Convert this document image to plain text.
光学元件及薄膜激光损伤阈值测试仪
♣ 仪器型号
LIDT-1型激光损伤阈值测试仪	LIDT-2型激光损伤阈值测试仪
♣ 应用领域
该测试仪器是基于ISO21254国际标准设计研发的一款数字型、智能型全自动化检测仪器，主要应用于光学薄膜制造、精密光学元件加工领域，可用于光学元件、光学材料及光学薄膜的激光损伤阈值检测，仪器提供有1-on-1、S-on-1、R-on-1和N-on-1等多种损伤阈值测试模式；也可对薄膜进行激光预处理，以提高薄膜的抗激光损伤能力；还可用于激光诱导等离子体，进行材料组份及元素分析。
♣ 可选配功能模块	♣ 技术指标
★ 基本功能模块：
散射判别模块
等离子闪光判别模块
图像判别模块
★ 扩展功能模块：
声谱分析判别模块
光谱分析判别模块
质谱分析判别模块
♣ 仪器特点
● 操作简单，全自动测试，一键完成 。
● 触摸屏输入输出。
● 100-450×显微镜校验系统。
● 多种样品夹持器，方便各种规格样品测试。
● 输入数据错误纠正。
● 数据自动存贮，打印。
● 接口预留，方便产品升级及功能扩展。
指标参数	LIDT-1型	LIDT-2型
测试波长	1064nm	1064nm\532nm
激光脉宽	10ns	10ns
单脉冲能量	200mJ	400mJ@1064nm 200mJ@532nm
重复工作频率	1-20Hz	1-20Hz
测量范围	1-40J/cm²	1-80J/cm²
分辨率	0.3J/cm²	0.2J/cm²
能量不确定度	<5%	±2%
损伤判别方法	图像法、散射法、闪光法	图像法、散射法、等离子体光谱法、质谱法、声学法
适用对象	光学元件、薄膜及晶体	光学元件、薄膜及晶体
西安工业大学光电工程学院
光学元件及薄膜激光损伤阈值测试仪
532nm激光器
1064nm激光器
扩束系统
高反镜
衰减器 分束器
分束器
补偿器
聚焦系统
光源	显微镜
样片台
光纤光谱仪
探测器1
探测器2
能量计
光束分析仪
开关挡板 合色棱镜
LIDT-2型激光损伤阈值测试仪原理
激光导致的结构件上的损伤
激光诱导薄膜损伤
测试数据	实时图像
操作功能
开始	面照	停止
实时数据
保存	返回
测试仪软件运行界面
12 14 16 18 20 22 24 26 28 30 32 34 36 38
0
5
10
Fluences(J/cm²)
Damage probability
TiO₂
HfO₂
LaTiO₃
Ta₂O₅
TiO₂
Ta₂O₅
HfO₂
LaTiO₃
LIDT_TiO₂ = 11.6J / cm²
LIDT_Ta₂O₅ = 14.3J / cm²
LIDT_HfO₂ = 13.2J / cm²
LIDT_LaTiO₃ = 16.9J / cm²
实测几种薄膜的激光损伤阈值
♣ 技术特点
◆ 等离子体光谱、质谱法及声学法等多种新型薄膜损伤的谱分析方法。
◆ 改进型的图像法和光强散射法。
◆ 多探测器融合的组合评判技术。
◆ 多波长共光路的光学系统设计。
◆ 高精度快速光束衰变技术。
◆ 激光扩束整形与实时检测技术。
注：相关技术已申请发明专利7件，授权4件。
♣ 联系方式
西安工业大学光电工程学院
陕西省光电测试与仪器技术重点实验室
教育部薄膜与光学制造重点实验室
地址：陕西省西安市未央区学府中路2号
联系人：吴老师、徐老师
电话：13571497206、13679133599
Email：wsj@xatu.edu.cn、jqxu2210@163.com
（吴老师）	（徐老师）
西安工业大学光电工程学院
━━━━━━━━━━━━━━━━━━━━━━━━━━━━━━
Aim: Write out the records shown above, exactly as they appear.

Answer to this exercise:
Convert this document image to plain text.
光学元件及薄膜激光损伤阈值测试仪
♣ 仪器型号
LIDT-1型激光损伤阈值测试仪	LIDT-2型激光损伤阈值测试仪
♣ 应用领域
该测试仪器是基于ISO21254国际标准设计研发的一款数字型、智能型全自动化检测仪器，主要应用于光学薄膜制造、精密光学元件加工领域，可用于光学元件、光学材料及光学薄膜的激光损伤阈值检测，仪器提供有1-on-1、S-on-1、R-on-1和N-on-1等多种损伤阈值测试模式；也可对薄膜进行激光预处理，以提高薄膜的抗激光损伤能力；还可用于激光诱导等离子体，进行材料组份及元素分析。
♣ 可选配功能模块	♣ 技术指标
★ 基本功能模块：
散射判别模块
等离子闪光判别模块
图像判别模块
★ 扩展功能模块：
声谱分析判别模块
光谱分析判别模块
质谱分析判别模块
♣ 仪器特点
● 操作简单，全自动测试，一键完成 。
● 触摸屏输入输出。
● 100-450×显微镜校验系统。
● 多种样品夹持器，方便各种规格样品测试。
● 输入数据错误纠正。
● 数据自动存贮，打印。
● 接口预留，方便产品升级及功能扩展。
指标参数	LIDT-1型	LIDT-2型
测试波长	1064nm	1064nm\532nm
激光脉宽	10ns	10ns
单脉冲能量	200mJ	400mJ@1064nm 200mJ@532nm
重复工作频率	1-20Hz	1-20Hz
测量范围	1-40J/cm²	1-80J/cm²
分辨率	0.3J/cm²	0.2J/cm²
能量不确定度	<5%	±2%
损伤判别方法	图像法、散射法、闪光法	图像法、散射法、等离子体光谱法、质谱法、声学法
适用对象	光学元件、薄膜及晶体	光学元件、薄膜及晶体
西安工业大学光电工程学院
光学元件及薄膜激光损伤阈值测试仪
532nm激光器
1064nm激光器
扩束系统
高反镜
衰减器 分束器
分束器
补偿器
聚焦系统
光源	显微镜
样片台
光纤光谱仪
探测器1
探测器2
能量计
光束分析仪
开关挡板 合色棱镜
LIDT-2型激光损伤阈值测试仪原理
激光导致的结构件上的损伤
激光诱导薄膜损伤
测试数据	实时图像
操作功能
开始	面照	停止
实时数据
保存	返回
测试仪软件运行界面
12 14 16 18 20 22 24 26 28 30 32 34 36 38
0
5
10
Fluences(J/cm²)
Damage probability
TiO₂
HfO₂
LaTiO₃
Ta₂O₅
TiO₂
Ta₂O₅
HfO₂
LaTiO₃
LIDT_TiO₂ = 11.6J / cm²
LIDT_Ta₂O₅ = 14.3J / cm²
LIDT_HfO₂ = 13.2J / cm²
LIDT_LaTiO₃ = 16.9J / cm²
实测几种薄膜的激光损伤阈值
♣ 技术特点
◆ 等离子体光谱、质谱法及声学法等多种新型薄膜损伤的谱分析方法。
◆ 改进型的图像法和光强散射法。
◆ 多探测器融合的组合评判技术。
◆ 多波长共光路的光学系统设计。
◆ 高精度快速光束衰变技术。
◆ 激光扩束整形与实时检测技术。
注：相关技术已申请发明专利7件，授权4件。
♣ 联系方式
西安工业大学光电工程学院
陕西省光电测试与仪器技术重点实验室
教育部薄膜与光学制造重点实验室
地址：陕西省西安市未央区学府中路2号
联系人：吴老师、徐老师
电话：13571497206、13679133599
Email：wsj@xatu.edu.cn、jqxu2210@163.com
（吴老师）	（徐老师）
西安工业大学光电工程学院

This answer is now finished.